Your goal :: Every line of the material that holds "Received" should be counted; give the number and nothing more.

Recorded information ::

______

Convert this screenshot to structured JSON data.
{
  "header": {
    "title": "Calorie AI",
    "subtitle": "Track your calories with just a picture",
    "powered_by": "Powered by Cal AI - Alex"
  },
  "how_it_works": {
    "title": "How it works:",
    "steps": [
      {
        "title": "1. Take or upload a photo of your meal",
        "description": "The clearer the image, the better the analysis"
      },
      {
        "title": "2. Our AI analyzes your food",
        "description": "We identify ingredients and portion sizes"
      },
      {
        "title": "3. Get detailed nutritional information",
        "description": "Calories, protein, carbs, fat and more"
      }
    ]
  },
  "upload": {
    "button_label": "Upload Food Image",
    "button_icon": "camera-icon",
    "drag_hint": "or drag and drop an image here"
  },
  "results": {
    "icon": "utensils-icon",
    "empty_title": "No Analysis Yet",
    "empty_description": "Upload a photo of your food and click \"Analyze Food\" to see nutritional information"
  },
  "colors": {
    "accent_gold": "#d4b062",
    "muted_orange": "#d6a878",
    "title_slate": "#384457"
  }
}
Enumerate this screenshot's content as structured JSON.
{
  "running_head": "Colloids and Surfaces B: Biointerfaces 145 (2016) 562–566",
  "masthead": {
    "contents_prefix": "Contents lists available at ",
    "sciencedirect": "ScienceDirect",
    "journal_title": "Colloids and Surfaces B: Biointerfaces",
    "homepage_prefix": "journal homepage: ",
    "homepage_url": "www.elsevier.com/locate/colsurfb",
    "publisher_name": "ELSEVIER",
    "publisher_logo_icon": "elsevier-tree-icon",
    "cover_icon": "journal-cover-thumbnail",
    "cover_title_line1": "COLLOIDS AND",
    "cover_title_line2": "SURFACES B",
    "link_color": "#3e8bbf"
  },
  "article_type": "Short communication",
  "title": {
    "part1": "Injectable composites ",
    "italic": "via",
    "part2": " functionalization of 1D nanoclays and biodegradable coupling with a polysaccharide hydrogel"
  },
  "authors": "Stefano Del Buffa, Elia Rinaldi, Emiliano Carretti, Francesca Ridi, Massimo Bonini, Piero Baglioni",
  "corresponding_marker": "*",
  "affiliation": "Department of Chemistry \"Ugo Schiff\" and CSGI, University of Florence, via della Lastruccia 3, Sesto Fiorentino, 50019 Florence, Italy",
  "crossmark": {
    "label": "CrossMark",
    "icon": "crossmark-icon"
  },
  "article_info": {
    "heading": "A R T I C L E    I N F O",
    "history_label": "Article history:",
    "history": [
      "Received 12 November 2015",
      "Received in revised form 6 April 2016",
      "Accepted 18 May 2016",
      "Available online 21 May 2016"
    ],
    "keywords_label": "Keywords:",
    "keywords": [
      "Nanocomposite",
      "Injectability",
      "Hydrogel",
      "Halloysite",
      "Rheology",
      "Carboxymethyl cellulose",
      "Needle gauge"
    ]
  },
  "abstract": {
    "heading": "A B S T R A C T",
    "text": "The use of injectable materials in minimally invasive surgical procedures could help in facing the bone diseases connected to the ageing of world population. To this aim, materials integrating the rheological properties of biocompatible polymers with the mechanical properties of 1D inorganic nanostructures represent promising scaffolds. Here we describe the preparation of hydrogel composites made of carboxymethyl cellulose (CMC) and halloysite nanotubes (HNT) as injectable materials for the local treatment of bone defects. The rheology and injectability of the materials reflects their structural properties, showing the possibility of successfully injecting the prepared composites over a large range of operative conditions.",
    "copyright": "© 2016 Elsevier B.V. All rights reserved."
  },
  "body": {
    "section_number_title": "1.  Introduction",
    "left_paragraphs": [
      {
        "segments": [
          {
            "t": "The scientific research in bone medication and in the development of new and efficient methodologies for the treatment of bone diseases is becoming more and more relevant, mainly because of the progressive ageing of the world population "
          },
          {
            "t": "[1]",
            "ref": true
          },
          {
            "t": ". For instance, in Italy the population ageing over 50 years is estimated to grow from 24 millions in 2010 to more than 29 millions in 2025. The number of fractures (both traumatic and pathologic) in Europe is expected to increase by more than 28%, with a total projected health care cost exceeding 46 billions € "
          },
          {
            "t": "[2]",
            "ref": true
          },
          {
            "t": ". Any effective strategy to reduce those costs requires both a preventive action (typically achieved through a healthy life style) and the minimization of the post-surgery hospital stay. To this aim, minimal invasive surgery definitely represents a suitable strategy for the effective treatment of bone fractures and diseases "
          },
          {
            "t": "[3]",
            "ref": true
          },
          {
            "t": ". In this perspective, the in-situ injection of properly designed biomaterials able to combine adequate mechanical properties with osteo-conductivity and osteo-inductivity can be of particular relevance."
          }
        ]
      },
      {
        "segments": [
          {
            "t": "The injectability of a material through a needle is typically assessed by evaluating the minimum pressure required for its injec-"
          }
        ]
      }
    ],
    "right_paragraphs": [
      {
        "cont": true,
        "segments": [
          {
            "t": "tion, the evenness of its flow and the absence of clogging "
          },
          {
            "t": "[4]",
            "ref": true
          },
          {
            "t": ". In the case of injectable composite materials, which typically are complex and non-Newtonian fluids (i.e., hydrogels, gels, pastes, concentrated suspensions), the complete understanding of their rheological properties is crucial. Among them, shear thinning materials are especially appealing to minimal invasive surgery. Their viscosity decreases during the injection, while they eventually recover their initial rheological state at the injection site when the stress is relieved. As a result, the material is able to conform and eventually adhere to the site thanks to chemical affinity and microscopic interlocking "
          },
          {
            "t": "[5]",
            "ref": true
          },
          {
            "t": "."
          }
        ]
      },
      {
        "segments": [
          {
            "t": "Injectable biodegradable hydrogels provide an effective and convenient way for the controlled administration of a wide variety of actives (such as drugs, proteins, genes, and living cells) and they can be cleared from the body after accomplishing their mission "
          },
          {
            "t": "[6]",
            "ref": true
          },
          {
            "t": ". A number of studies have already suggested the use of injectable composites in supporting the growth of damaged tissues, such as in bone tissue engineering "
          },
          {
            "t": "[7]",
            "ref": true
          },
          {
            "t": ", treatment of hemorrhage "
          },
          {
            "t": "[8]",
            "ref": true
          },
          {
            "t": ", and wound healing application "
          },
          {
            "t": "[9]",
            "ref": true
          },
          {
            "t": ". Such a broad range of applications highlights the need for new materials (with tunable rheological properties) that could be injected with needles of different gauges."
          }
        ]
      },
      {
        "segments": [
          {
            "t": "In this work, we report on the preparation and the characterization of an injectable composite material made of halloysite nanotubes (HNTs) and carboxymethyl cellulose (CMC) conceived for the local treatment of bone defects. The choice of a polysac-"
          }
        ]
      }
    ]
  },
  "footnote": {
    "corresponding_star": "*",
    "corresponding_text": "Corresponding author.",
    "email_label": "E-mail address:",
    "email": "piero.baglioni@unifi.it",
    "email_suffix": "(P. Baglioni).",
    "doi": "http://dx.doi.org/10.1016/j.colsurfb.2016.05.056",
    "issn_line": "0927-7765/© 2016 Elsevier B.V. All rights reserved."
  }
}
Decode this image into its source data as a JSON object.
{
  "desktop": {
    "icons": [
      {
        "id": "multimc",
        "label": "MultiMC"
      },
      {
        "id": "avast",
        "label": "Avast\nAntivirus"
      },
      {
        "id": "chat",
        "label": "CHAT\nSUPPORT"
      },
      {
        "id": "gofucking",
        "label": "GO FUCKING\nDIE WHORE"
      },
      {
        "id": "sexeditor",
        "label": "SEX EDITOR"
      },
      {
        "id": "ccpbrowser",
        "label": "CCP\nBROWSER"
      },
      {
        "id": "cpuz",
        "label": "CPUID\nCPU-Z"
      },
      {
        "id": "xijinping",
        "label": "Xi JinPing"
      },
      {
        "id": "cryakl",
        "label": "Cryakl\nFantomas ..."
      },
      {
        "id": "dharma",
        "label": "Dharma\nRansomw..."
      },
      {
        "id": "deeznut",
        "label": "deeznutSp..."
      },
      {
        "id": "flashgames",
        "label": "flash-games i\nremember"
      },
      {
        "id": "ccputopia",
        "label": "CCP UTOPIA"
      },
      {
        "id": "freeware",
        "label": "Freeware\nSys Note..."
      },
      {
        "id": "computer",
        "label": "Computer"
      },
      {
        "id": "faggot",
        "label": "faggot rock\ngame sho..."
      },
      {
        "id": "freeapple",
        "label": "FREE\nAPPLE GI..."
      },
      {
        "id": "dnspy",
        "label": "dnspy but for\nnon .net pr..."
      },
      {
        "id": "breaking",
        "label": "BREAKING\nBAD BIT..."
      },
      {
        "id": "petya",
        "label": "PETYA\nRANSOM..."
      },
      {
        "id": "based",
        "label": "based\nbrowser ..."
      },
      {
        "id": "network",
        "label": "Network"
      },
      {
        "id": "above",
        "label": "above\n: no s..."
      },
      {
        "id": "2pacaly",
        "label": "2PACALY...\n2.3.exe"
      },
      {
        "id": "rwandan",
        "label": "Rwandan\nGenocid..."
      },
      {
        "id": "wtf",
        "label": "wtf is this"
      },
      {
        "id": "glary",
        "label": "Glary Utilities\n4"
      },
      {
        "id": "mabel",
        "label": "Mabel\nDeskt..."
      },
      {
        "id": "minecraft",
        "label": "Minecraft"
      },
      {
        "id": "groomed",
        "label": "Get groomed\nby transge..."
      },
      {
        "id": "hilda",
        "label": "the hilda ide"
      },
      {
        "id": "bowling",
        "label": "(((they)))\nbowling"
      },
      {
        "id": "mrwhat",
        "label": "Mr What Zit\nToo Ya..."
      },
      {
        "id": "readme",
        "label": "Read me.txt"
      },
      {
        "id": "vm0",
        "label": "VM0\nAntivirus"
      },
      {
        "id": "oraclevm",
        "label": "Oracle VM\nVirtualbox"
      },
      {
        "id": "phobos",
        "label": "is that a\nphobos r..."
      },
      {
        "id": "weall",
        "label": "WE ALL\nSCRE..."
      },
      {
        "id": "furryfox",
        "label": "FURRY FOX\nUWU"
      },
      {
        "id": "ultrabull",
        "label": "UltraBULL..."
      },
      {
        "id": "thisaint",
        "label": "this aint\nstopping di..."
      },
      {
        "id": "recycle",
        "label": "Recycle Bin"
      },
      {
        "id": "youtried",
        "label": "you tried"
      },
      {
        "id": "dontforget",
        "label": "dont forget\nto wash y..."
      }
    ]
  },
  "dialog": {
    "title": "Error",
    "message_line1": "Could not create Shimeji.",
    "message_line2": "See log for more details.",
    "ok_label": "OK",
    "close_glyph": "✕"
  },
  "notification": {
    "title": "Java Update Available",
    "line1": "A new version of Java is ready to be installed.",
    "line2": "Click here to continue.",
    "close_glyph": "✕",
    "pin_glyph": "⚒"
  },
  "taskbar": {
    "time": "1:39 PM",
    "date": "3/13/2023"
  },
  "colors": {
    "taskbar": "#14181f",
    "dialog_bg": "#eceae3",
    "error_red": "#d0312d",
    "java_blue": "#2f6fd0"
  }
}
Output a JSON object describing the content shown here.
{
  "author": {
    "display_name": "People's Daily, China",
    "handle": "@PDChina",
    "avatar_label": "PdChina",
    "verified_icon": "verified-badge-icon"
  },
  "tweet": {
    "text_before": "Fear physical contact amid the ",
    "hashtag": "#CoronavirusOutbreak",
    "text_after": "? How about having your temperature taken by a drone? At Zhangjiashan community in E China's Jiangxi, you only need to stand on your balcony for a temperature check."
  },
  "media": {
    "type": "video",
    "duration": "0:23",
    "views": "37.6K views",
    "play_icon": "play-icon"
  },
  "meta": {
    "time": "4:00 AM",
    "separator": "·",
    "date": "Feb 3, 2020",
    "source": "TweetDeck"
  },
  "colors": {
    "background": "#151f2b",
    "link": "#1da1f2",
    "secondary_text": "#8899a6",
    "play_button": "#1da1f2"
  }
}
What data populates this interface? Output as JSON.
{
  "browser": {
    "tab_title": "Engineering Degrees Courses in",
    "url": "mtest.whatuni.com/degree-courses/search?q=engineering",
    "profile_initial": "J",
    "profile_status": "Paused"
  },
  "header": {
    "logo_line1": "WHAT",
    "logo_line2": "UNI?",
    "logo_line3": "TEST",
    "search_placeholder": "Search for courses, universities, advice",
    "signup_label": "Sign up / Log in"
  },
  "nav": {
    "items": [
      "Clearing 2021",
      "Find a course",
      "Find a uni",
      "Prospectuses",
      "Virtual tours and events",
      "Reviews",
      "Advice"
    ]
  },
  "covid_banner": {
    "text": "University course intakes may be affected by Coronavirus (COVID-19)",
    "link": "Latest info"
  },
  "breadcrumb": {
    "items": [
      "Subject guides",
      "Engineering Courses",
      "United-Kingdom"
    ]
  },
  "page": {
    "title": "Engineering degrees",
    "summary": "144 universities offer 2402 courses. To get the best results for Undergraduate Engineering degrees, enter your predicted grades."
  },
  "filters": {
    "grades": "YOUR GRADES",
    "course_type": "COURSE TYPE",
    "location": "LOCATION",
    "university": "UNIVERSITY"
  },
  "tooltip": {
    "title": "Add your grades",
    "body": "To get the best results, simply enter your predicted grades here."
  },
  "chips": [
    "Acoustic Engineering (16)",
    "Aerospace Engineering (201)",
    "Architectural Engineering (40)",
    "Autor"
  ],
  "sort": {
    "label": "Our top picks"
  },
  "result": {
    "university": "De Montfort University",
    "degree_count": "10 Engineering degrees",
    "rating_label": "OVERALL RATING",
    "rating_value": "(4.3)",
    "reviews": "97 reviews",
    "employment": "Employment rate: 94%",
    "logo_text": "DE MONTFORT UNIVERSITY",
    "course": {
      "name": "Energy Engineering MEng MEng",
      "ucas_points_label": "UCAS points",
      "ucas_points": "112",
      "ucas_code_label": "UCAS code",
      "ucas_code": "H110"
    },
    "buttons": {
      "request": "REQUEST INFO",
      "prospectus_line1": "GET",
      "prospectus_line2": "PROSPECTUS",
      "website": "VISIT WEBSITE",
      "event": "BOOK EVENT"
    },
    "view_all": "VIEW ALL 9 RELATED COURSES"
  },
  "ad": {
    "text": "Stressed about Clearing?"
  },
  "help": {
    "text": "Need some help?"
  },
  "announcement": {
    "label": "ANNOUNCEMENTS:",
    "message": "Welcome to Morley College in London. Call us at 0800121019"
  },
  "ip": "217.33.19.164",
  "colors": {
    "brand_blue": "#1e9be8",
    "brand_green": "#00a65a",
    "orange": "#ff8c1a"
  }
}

______

Exercise solution :: 2